[start]

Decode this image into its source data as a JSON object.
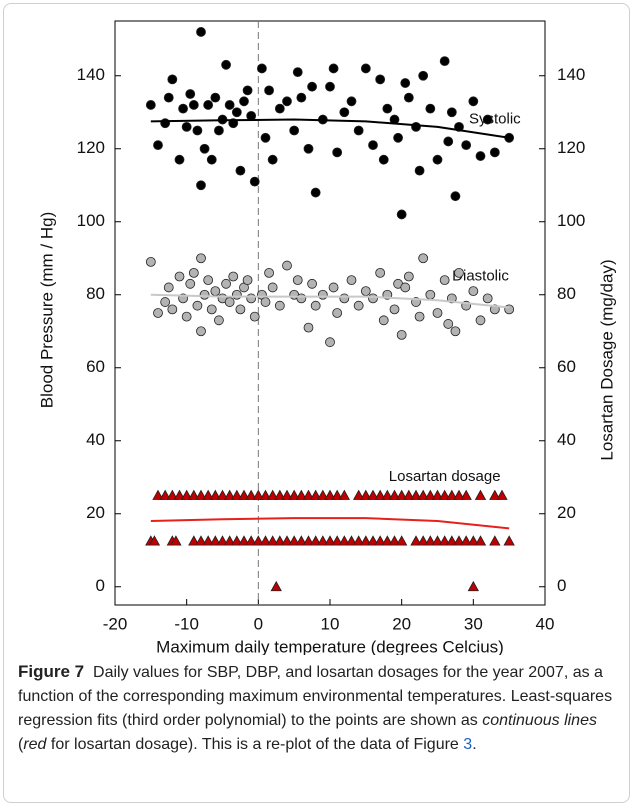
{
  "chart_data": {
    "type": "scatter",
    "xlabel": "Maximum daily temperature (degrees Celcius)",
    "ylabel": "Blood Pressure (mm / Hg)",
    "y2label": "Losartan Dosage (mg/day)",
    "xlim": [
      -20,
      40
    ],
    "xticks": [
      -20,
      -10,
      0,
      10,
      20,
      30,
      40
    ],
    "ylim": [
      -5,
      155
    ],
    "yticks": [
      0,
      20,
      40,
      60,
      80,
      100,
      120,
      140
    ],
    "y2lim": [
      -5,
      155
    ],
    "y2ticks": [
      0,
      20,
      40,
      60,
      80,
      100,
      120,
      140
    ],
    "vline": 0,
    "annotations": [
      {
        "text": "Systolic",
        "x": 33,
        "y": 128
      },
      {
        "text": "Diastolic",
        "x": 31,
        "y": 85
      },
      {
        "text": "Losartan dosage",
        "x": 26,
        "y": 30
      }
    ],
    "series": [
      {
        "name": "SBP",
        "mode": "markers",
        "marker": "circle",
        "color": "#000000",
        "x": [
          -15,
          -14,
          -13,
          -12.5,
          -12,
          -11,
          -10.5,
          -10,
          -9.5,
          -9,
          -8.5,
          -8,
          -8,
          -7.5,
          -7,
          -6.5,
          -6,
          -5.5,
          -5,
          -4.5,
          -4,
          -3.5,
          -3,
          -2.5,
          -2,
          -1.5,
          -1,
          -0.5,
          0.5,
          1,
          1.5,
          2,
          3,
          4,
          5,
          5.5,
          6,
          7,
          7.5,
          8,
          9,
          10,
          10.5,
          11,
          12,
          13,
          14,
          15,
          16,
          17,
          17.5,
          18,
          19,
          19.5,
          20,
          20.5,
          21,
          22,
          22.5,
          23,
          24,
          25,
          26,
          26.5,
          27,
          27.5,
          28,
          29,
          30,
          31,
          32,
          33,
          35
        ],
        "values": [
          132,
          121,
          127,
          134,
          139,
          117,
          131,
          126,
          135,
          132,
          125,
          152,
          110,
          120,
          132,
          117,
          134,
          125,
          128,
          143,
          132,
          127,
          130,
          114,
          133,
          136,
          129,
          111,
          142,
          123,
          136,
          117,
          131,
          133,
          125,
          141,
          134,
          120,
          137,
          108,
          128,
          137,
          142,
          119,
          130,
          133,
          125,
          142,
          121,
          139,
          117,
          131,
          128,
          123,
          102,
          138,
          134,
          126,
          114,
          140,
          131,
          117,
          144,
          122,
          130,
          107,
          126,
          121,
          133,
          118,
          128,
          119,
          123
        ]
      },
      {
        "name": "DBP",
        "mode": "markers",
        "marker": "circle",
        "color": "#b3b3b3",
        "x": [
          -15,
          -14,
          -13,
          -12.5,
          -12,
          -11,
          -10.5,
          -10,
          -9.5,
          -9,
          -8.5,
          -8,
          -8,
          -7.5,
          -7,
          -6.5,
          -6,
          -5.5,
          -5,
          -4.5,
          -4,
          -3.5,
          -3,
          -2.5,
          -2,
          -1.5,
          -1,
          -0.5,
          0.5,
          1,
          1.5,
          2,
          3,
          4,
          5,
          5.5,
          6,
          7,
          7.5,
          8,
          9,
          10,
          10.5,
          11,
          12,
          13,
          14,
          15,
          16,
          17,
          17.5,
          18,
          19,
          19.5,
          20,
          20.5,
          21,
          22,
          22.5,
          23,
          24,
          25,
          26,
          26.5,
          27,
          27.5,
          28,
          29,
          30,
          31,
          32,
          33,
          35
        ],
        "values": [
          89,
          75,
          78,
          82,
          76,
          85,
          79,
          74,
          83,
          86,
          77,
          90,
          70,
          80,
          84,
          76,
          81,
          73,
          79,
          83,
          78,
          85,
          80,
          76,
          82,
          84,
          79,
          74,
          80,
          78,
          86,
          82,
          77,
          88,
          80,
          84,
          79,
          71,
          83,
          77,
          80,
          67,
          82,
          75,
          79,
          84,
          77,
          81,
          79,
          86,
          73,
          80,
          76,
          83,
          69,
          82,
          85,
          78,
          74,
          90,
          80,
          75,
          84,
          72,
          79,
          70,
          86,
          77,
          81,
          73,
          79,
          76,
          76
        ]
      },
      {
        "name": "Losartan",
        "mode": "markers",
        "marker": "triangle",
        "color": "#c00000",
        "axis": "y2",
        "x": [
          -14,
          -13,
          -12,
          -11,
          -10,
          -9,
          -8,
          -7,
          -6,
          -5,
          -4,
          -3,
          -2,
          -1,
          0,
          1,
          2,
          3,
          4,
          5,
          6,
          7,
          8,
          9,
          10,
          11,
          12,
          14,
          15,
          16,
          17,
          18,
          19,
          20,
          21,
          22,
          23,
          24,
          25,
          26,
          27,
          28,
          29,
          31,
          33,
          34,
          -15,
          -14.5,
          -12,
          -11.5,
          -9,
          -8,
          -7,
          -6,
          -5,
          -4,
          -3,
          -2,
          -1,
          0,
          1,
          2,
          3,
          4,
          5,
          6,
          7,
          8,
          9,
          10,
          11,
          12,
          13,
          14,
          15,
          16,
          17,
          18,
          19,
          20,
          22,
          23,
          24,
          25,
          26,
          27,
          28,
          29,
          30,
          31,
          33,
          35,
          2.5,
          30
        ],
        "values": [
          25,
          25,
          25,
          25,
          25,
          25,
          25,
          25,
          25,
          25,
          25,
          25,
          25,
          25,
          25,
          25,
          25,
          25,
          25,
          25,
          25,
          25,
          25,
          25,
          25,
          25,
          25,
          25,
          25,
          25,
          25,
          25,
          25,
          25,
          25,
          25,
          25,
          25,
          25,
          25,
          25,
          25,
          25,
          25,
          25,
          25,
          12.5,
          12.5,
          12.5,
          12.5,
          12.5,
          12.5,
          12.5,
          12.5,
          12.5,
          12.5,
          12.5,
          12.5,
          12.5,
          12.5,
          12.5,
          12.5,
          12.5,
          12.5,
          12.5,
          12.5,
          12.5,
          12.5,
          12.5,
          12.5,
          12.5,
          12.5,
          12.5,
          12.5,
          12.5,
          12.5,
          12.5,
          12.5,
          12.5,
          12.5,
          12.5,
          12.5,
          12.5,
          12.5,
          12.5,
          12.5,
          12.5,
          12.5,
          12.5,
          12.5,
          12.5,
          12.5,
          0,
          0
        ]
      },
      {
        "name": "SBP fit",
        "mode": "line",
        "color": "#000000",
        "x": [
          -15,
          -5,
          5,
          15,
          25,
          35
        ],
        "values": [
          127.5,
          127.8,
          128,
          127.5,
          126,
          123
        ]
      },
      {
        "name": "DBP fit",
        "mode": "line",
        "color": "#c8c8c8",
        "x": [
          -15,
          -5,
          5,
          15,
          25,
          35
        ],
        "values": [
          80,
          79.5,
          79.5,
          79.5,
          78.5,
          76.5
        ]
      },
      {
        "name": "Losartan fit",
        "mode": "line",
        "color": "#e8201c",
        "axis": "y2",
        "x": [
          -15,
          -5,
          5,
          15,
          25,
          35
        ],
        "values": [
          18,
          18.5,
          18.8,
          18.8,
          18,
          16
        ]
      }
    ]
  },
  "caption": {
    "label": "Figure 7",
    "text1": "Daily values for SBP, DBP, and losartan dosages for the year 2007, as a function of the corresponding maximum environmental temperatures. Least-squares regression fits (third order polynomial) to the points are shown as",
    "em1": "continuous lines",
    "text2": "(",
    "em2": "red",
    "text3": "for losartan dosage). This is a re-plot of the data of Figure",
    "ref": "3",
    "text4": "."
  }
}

[end]
[start]

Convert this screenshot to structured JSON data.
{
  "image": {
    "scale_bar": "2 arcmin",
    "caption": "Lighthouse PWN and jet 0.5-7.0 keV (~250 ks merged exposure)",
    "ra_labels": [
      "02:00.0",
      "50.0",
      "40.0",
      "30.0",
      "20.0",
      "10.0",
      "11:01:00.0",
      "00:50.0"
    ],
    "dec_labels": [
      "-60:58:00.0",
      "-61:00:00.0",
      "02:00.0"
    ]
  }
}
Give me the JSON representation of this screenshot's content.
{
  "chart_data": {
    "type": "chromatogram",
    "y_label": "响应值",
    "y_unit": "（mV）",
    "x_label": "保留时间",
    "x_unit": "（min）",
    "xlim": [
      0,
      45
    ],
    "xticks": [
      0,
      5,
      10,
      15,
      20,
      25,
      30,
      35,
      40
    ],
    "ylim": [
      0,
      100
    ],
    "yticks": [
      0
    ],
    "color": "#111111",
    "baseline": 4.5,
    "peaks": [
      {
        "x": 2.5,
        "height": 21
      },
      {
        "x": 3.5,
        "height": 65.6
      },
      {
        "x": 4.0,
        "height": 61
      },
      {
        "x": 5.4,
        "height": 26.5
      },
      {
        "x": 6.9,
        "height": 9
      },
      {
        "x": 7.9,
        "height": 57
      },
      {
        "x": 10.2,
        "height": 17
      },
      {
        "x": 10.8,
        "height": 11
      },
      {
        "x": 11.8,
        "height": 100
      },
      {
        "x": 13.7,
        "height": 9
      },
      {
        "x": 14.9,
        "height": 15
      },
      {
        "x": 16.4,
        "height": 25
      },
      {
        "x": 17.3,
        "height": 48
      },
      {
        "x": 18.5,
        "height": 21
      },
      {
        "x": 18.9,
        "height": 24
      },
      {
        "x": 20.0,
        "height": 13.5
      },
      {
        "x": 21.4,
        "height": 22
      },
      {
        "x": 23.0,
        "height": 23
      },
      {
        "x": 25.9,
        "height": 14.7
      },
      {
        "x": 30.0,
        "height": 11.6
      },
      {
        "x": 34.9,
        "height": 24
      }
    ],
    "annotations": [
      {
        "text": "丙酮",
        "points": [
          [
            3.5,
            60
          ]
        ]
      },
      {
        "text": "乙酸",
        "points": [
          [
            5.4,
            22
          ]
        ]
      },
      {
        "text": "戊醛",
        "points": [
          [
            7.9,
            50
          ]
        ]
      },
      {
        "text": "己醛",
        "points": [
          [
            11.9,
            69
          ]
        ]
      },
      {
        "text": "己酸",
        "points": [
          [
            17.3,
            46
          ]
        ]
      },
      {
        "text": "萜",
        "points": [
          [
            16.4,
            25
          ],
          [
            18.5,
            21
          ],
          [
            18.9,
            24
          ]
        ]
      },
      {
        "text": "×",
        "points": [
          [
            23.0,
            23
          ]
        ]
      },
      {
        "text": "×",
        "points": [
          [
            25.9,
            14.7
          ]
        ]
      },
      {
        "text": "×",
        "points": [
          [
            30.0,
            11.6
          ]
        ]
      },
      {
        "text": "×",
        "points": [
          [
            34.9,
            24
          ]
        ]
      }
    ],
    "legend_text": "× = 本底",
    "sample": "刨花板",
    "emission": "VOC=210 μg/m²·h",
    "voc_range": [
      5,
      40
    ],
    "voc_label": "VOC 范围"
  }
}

[end]

| Aim of the exercise |
Find each line holding the word "screenshot" and copy it.

| Response to the exercise |
Convert this screenshot to structured JSON data.
Give me the JSON representation of this screenshot's content.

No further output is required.